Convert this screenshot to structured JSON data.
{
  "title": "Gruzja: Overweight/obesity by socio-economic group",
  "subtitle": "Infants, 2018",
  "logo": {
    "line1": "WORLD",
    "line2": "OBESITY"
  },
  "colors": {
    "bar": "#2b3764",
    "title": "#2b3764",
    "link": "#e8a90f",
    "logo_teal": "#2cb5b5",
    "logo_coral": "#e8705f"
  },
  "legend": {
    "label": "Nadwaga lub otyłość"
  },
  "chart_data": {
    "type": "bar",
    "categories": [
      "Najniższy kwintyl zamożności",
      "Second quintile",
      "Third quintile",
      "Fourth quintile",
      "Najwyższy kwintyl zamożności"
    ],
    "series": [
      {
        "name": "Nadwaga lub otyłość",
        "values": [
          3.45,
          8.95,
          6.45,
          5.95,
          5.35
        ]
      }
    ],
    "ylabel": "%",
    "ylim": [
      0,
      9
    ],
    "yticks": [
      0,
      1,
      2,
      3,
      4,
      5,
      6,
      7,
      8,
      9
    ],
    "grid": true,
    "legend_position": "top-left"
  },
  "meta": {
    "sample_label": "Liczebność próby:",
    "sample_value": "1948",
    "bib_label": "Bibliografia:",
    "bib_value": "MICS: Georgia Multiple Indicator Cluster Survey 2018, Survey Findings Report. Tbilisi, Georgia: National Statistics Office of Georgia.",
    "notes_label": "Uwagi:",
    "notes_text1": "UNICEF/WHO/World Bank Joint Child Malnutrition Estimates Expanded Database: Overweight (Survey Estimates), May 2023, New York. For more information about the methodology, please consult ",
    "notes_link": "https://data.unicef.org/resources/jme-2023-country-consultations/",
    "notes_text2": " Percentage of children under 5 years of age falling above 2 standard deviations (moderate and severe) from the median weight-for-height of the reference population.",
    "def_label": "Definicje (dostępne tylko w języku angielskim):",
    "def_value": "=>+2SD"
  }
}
━━━━━━━━
Task directions: Write every line of the material above again, exactly.

Output for this exercise:
Convert this screenshot to structured JSON data.
{
  "title": "Gruzja: Overweight/obesity by socio-economic group",
  "subtitle": "Infants, 2018",
  "logo": {
    "line1": "WORLD",
    "line2": "OBESITY"
  },
  "colors": {
    "bar": "#2b3764",
    "title": "#2b3764",
    "link": "#e8a90f",
    "logo_teal": "#2cb5b5",
    "logo_coral": "#e8705f"
  },
  "legend": {
    "label": "Nadwaga lub otyłość"
  },
  "chart_data": {
    "type": "bar",
    "categories": [
      "Najniższy kwintyl zamożności",
      "Second quintile",
      "Third quintile",
      "Fourth quintile",
      "Najwyższy kwintyl zamożności"
    ],
    "series": [
      {
        "name": "Nadwaga lub otyłość",
        "values": [
          3.45,
          8.95,
          6.45,
          5.95,
          5.35
        ]
      }
    ],
    "ylabel": "%",
    "ylim": [
      0,
      9
    ],
    "yticks": [
      0,
      1,
      2,
      3,
      4,
      5,
      6,
      7,
      8,
      9
    ],
    "grid": true,
    "legend_position": "top-left"
  },
  "meta": {
    "sample_label": "Liczebność próby:",
    "sample_value": "1948",
    "bib_label": "Bibliografia:",
    "bib_value": "MICS: Georgia Multiple Indicator Cluster Survey 2018, Survey Findings Report. Tbilisi, Georgia: National Statistics Office of Georgia.",
    "notes_label": "Uwagi:",
    "notes_text1": "UNICEF/WHO/World Bank Joint Child Malnutrition Estimates Expanded Database: Overweight (Survey Estimates), May 2023, New York. For more information about the methodology, please consult ",
    "notes_link": "https://data.unicef.org/resources/jme-2023-country-consultations/",
    "notes_text2": " Percentage of children under 5 years of age falling above 2 standard deviations (moderate and severe) from the median weight-for-height of the reference population.",
    "def_label": "Definicje (dostępne tylko w języku angielskim):",
    "def_value": "=>+2SD"
  }
}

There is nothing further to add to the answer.